* Supplied material *
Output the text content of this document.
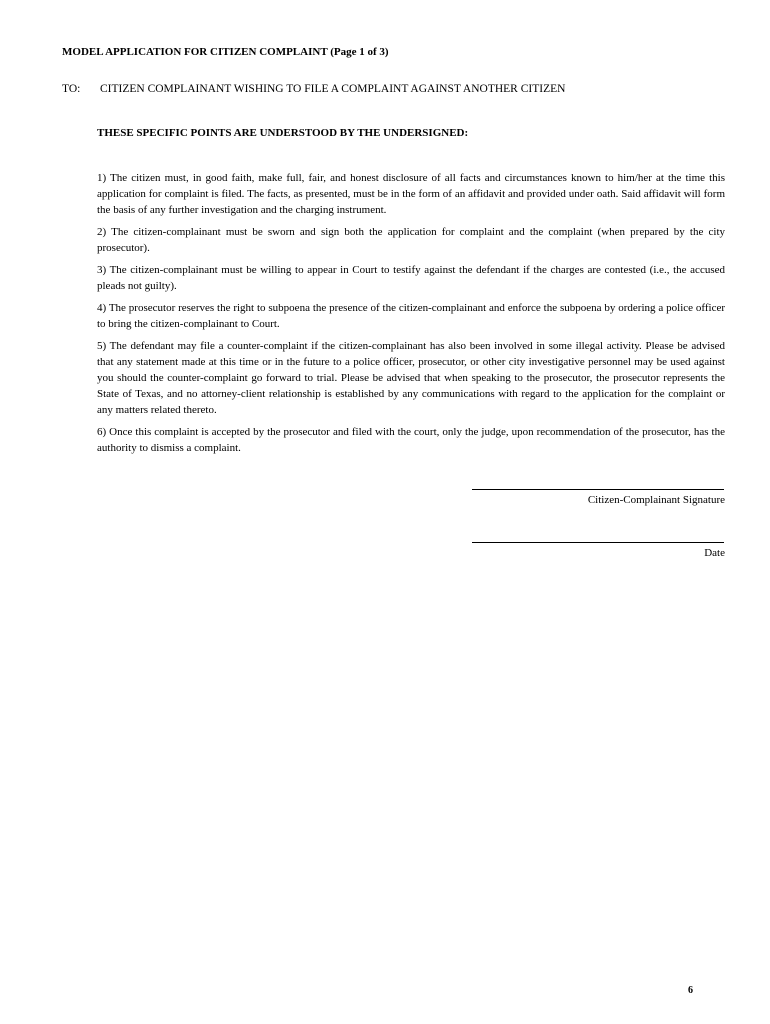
MODEL APPLICATION FOR CITIZEN COMPLAINT (Page 1 of 3)
TO: CITIZEN COMPLAINANT WISHING TO FILE A COMPLAINT AGAINST ANOTHER CITIZEN
THESE SPECIFIC POINTS ARE UNDERSTOOD BY THE UNDERSIGNED:

1) The citizen must, in good faith, make full, fair, and honest disclosure of all facts and circumstances known to him/her at the time this application for complaint is filed. The facts, as presented, must be in the form of an affidavit and provided under oath. Said affidavit will form the basis of any further investigation and the charging instrument.

2) The citizen-complainant must be sworn and sign both the application for complaint and the complaint (when prepared by the city prosecutor).

3) The citizen-complainant must be willing to appear in Court to testify against the defendant if the charges are contested (i.e., the accused pleads not guilty).

4) The prosecutor reserves the right to subpoena the presence of the citizen-complainant and enforce the subpoena by ordering a police officer to bring the citizen-complainant to Court.

5) The defendant may file a counter-complaint if the citizen-complainant has also been involved in some illegal activity. Please be advised that any statement made at this time or in the future to a police officer, prosecutor, or other city investigative personnel may be used against you should the counter-complaint go forward to trial. Please be advised that when speaking to the prosecutor, the prosecutor represents the State of Texas, and no attorney-client relationship is established by any communications with regard to the application for the complaint or any matters related thereto.

6) Once this complaint is accepted by the prosecutor and filed with the court, only the judge, upon recommendation of the prosecutor, has the authority to dismiss a complaint.

Citizen-Complainant Signature
Date
6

* To do *
Leave out the pictures and output every record above precisely as given.

* Correct answer *
Output the text content of this document.
MODEL APPLICATION FOR CITIZEN COMPLAINT (Page 1 of 3)
TO: CITIZEN COMPLAINANT WISHING TO FILE A COMPLAINT AGAINST ANOTHER CITIZEN
THESE SPECIFIC POINTS ARE UNDERSTOOD BY THE UNDERSIGNED:

1) The citizen must, in good faith, make full, fair, and honest disclosure of all facts and circumstances known to him/her at the time this application for complaint is filed. The facts, as presented, must be in the form of an affidavit and provided under oath. Said affidavit will form the basis of any further investigation and the charging instrument.

2) The citizen-complainant must be sworn and sign both the application for complaint and the complaint (when prepared by the city prosecutor).

3) The citizen-complainant must be willing to appear in Court to testify against the defendant if the charges are contested (i.e., the accused pleads not guilty).

4) The prosecutor reserves the right to subpoena the presence of the citizen-complainant and enforce the subpoena by ordering a police officer to bring the citizen-complainant to Court.

5) The defendant may file a counter-complaint if the citizen-complainant has also been involved in some illegal activity. Please be advised that any statement made at this time or in the future to a police officer, prosecutor, or other city investigative personnel may be used against you should the counter-complaint go forward to trial. Please be advised that when speaking to the prosecutor, the prosecutor represents the State of Texas, and no attorney-client relationship is established by any communications with regard to the application for the complaint or any matters related thereto.

6) Once this complaint is accepted by the prosecutor and filed with the court, only the judge, upon recommendation of the prosecutor, has the authority to dismiss a complaint.

Citizen-Complainant Signature
Date
6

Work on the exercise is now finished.